* **Records to process**:

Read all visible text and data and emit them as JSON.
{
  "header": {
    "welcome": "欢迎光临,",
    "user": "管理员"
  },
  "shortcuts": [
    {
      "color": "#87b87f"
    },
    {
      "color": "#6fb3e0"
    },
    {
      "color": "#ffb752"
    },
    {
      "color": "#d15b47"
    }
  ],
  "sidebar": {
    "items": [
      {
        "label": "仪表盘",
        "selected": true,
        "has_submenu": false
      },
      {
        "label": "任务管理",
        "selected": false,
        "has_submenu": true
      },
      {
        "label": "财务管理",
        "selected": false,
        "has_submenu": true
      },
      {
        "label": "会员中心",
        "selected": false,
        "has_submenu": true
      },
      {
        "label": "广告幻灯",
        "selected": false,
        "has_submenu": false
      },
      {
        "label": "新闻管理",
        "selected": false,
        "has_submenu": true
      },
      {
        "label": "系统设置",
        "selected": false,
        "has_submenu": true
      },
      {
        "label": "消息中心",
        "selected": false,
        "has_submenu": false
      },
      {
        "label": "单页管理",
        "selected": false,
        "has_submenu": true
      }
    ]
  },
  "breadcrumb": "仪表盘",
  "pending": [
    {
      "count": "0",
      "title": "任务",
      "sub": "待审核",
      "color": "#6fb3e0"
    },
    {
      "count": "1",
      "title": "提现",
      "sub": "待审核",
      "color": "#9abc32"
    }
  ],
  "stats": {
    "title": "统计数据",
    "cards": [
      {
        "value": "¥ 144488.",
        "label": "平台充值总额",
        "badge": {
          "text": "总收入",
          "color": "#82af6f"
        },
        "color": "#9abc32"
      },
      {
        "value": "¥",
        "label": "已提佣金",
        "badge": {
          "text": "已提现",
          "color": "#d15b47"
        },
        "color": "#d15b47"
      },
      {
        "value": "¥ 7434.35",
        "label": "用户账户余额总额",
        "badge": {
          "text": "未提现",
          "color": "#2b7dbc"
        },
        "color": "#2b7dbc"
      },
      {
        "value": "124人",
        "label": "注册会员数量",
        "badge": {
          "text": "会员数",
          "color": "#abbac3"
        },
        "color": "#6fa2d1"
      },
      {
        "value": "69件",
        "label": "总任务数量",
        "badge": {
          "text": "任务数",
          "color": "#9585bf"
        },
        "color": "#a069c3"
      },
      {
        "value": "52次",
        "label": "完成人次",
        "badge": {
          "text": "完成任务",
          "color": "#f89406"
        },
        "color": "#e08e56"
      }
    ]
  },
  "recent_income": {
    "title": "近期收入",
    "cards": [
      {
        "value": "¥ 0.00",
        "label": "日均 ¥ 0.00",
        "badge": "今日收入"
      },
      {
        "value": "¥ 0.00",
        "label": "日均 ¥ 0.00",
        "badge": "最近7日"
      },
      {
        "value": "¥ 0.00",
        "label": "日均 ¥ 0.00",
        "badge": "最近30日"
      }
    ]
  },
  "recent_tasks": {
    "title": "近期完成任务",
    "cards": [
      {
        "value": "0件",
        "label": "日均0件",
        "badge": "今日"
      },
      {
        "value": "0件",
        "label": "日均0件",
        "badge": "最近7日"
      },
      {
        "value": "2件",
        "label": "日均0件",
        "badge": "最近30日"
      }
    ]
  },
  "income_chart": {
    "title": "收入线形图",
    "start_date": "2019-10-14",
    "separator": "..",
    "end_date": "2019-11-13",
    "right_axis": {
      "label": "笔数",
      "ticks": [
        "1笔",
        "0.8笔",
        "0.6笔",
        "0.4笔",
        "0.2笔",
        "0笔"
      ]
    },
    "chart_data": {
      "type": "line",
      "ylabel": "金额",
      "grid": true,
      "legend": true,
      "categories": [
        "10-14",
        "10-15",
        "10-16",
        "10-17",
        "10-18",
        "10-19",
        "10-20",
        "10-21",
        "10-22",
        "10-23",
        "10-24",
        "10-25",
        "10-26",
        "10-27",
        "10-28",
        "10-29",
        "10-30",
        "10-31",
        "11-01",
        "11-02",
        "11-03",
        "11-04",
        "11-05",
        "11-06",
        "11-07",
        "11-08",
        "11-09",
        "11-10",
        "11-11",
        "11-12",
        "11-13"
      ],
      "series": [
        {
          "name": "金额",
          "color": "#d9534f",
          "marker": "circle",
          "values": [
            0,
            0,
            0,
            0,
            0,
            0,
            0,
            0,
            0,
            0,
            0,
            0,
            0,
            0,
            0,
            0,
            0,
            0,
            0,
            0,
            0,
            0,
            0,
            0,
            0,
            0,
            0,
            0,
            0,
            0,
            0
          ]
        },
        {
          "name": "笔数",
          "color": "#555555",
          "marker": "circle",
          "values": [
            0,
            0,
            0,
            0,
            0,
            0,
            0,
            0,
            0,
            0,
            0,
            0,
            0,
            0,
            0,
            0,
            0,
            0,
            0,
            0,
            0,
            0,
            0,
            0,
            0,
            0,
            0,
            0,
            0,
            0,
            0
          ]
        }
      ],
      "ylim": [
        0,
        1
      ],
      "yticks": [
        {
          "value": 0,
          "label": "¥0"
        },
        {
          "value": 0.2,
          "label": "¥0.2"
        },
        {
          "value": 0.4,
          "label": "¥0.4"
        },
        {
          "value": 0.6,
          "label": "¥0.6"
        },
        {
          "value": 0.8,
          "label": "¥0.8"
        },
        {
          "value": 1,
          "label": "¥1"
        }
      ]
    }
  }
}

* **Problem to solve**: Output all of the data above without any alteration.

* **Complete response**:
Read all visible text and data and emit them as JSON.
{
  "header": {
    "welcome": "欢迎光临,",
    "user": "管理员"
  },
  "shortcuts": [
    {
      "color": "#87b87f"
    },
    {
      "color": "#6fb3e0"
    },
    {
      "color": "#ffb752"
    },
    {
      "color": "#d15b47"
    }
  ],
  "sidebar": {
    "items": [
      {
        "label": "仪表盘",
        "selected": true,
        "has_submenu": false
      },
      {
        "label": "任务管理",
        "selected": false,
        "has_submenu": true
      },
      {
        "label": "财务管理",
        "selected": false,
        "has_submenu": true
      },
      {
        "label": "会员中心",
        "selected": false,
        "has_submenu": true
      },
      {
        "label": "广告幻灯",
        "selected": false,
        "has_submenu": false
      },
      {
        "label": "新闻管理",
        "selected": false,
        "has_submenu": true
      },
      {
        "label": "系统设置",
        "selected": false,
        "has_submenu": true
      },
      {
        "label": "消息中心",
        "selected": false,
        "has_submenu": false
      },
      {
        "label": "单页管理",
        "selected": false,
        "has_submenu": true
      }
    ]
  },
  "breadcrumb": "仪表盘",
  "pending": [
    {
      "count": "0",
      "title": "任务",
      "sub": "待审核",
      "color": "#6fb3e0"
    },
    {
      "count": "1",
      "title": "提现",
      "sub": "待审核",
      "color": "#9abc32"
    }
  ],
  "stats": {
    "title": "统计数据",
    "cards": [
      {
        "value": "¥ 144488.",
        "label": "平台充值总额",
        "badge": {
          "text": "总收入",
          "color": "#82af6f"
        },
        "color": "#9abc32"
      },
      {
        "value": "¥",
        "label": "已提佣金",
        "badge": {
          "text": "已提现",
          "color": "#d15b47"
        },
        "color": "#d15b47"
      },
      {
        "value": "¥ 7434.35",
        "label": "用户账户余额总额",
        "badge": {
          "text": "未提现",
          "color": "#2b7dbc"
        },
        "color": "#2b7dbc"
      },
      {
        "value": "124人",
        "label": "注册会员数量",
        "badge": {
          "text": "会员数",
          "color": "#abbac3"
        },
        "color": "#6fa2d1"
      },
      {
        "value": "69件",
        "label": "总任务数量",
        "badge": {
          "text": "任务数",
          "color": "#9585bf"
        },
        "color": "#a069c3"
      },
      {
        "value": "52次",
        "label": "完成人次",
        "badge": {
          "text": "完成任务",
          "color": "#f89406"
        },
        "color": "#e08e56"
      }
    ]
  },
  "recent_income": {
    "title": "近期收入",
    "cards": [
      {
        "value": "¥ 0.00",
        "label": "日均 ¥ 0.00",
        "badge": "今日收入"
      },
      {
        "value": "¥ 0.00",
        "label": "日均 ¥ 0.00",
        "badge": "最近7日"
      },
      {
        "value": "¥ 0.00",
        "label": "日均 ¥ 0.00",
        "badge": "最近30日"
      }
    ]
  },
  "recent_tasks": {
    "title": "近期完成任务",
    "cards": [
      {
        "value": "0件",
        "label": "日均0件",
        "badge": "今日"
      },
      {
        "value": "0件",
        "label": "日均0件",
        "badge": "最近7日"
      },
      {
        "value": "2件",
        "label": "日均0件",
        "badge": "最近30日"
      }
    ]
  },
  "income_chart": {
    "title": "收入线形图",
    "start_date": "2019-10-14",
    "separator": "..",
    "end_date": "2019-11-13",
    "right_axis": {
      "label": "笔数",
      "ticks": [
        "1笔",
        "0.8笔",
        "0.6笔",
        "0.4笔",
        "0.2笔",
        "0笔"
      ]
    },
    "chart_data": {
      "type": "line",
      "ylabel": "金额",
      "grid": true,
      "legend": true,
      "categories": [
        "10-14",
        "10-15",
        "10-16",
        "10-17",
        "10-18",
        "10-19",
        "10-20",
        "10-21",
        "10-22",
        "10-23",
        "10-24",
        "10-25",
        "10-26",
        "10-27",
        "10-28",
        "10-29",
        "10-30",
        "10-31",
        "11-01",
        "11-02",
        "11-03",
        "11-04",
        "11-05",
        "11-06",
        "11-07",
        "11-08",
        "11-09",
        "11-10",
        "11-11",
        "11-12",
        "11-13"
      ],
      "series": [
        {
          "name": "金额",
          "color": "#d9534f",
          "marker": "circle",
          "values": [
            0,
            0,
            0,
            0,
            0,
            0,
            0,
            0,
            0,
            0,
            0,
            0,
            0,
            0,
            0,
            0,
            0,
            0,
            0,
            0,
            0,
            0,
            0,
            0,
            0,
            0,
            0,
            0,
            0,
            0,
            0
          ]
        },
        {
          "name": "笔数",
          "color": "#555555",
          "marker": "circle",
          "values": [
            0,
            0,
            0,
            0,
            0,
            0,
            0,
            0,
            0,
            0,
            0,
            0,
            0,
            0,
            0,
            0,
            0,
            0,
            0,
            0,
            0,
            0,
            0,
            0,
            0,
            0,
            0,
            0,
            0,
            0,
            0
          ]
        }
      ],
      "ylim": [
        0,
        1
      ],
      "yticks": [
        {
          "value": 0,
          "label": "¥0"
        },
        {
          "value": 0.2,
          "label": "¥0.2"
        },
        {
          "value": 0.4,
          "label": "¥0.4"
        },
        {
          "value": 0.6,
          "label": "¥0.6"
        },
        {
          "value": 0.8,
          "label": "¥0.8"
        },
        {
          "value": 1,
          "label": "¥1"
        }
      ]
    }
  }
}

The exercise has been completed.